» **Task to complete**
Leave out any picture and return the remaining listing below exactly as given.

» **Source records**

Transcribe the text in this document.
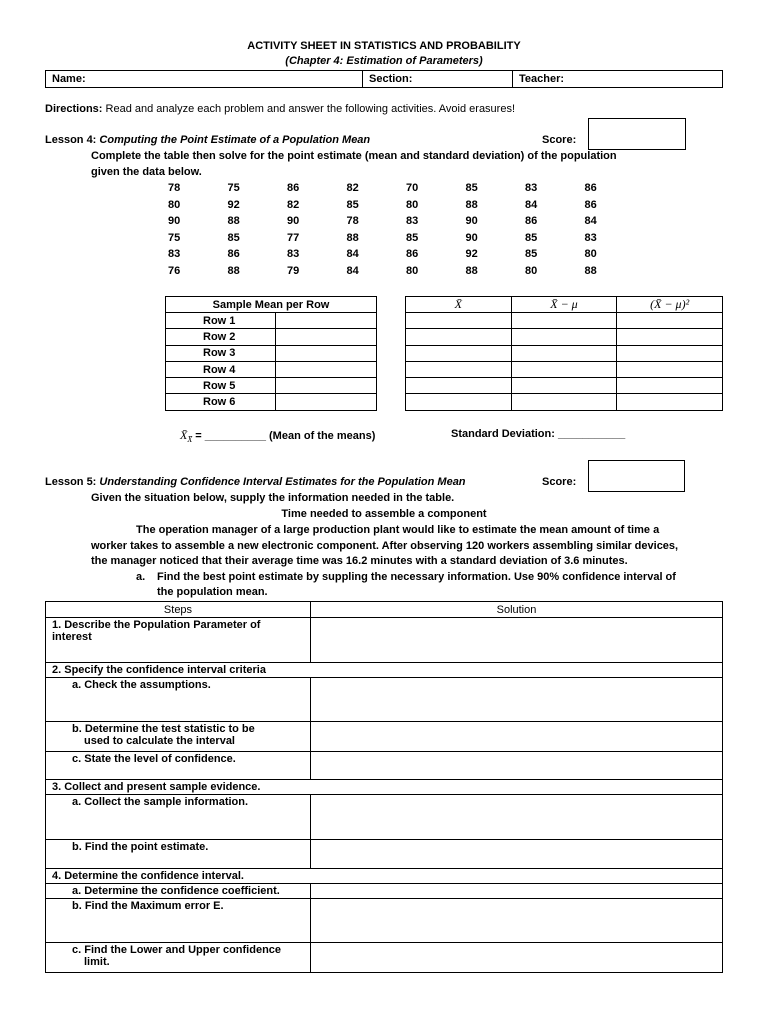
ACTIVITY SHEET IN STATISTICS AND PROBABILITY
(Chapter 4: Estimation of Parameters)
Name:	Section:	Teacher:
Directions: Read and analyze each problem and answer the following activities. Avoid erasures!
Lesson 4: Computing the Point Estimate of a Population Mean	Score:
Complete the table then solve for the point estimate (mean and standard deviation) of the population
given the data below.
78	75	86	82	70	85	83	86
80	92	82	85	80	88	84	86
90	88	90	78	83	90	86	84
75	85	77	88	85	90	85	83
83	86	83	84	86	92	85	80
76	88	79	84	80	88	80	88
Sample Mean per Row	
Row 1	
Row 2	
Row 3	
Row 4	
Row 5	
Row 6	
X̄	X̄ − μ	(X̄ − μ)²

$X̄_{X̄}$ = __________ (Mean of the means)	Standard Deviation: ___________
Lesson 5: Understanding Confidence Interval Estimates for the Population Mean	Score:
Given the situation below, supply the information needed in the table.
Time needed to assemble a component
The operation manager of a large production plant would like to estimate the mean amount of time a
worker takes to assemble a new electronic component. After observing 120 workers assembling similar devices,
the manager noticed that their average time was 16.2 minutes with a standard deviation of 3.6 minutes.
a. Find the best point estimate by suppling the necessary information. Use 90% confidence interval of
the population mean.
Steps	Solution
1. Describe the Population Parameter of
interest	
2. Specify the confidence interval criteria	
a. Check the assumptions.	
b. Determine the test statistic to be

used to calculate the interval	

c. State the level of confidence.	
3. Collect and present sample evidence.	
a. Collect the sample information.	
b. Find the point estimate.	
4. Determine the confidence interval.	
a. Determine the confidence coefficient.	
b. Find the Maximum error E.	
c. Find the Lower and Upper confidence

limit.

» **Written reply**
Transcribe the text in this document.
ACTIVITY SHEET IN STATISTICS AND PROBABILITY
(Chapter 4: Estimation of Parameters)
Name:	Section:	Teacher:
Directions: Read and analyze each problem and answer the following activities. Avoid erasures!
Lesson 4: Computing the Point Estimate of a Population Mean	Score:
Complete the table then solve for the point estimate (mean and standard deviation) of the population
given the data below.
78	75	86	82	70	85	83	86
80	92	82	85	80	88	84	86
90	88	90	78	83	90	86	84
75	85	77	88	85	90	85	83
83	86	83	84	86	92	85	80
76	88	79	84	80	88	80	88
Sample Mean per Row	
Row 1	
Row 2	
Row 3	
Row 4	
Row 5	
Row 6	
X̄	X̄ − μ	(X̄ − μ)²

$X̄_{X̄}$ = __________ (Mean of the means)	Standard Deviation: ___________
Lesson 5: Understanding Confidence Interval Estimates for the Population Mean	Score:
Given the situation below, supply the information needed in the table.
Time needed to assemble a component
The operation manager of a large production plant would like to estimate the mean amount of time a
worker takes to assemble a new electronic component. After observing 120 workers assembling similar devices,
the manager noticed that their average time was 16.2 minutes with a standard deviation of 3.6 minutes.
a. Find the best point estimate by suppling the necessary information. Use 90% confidence interval of
the population mean.
Steps	Solution
1. Describe the Population Parameter of
interest	
2. Specify the confidence interval criteria	
a. Check the assumptions.	
b. Determine the test statistic to be

used to calculate the interval	

c. State the level of confidence.	
3. Collect and present sample evidence.	
a. Collect the sample information.	
b. Find the point estimate.	
4. Determine the confidence interval.	
a. Determine the confidence coefficient.	
b. Find the Maximum error E.	
c. Find the Lower and Upper confidence

limit.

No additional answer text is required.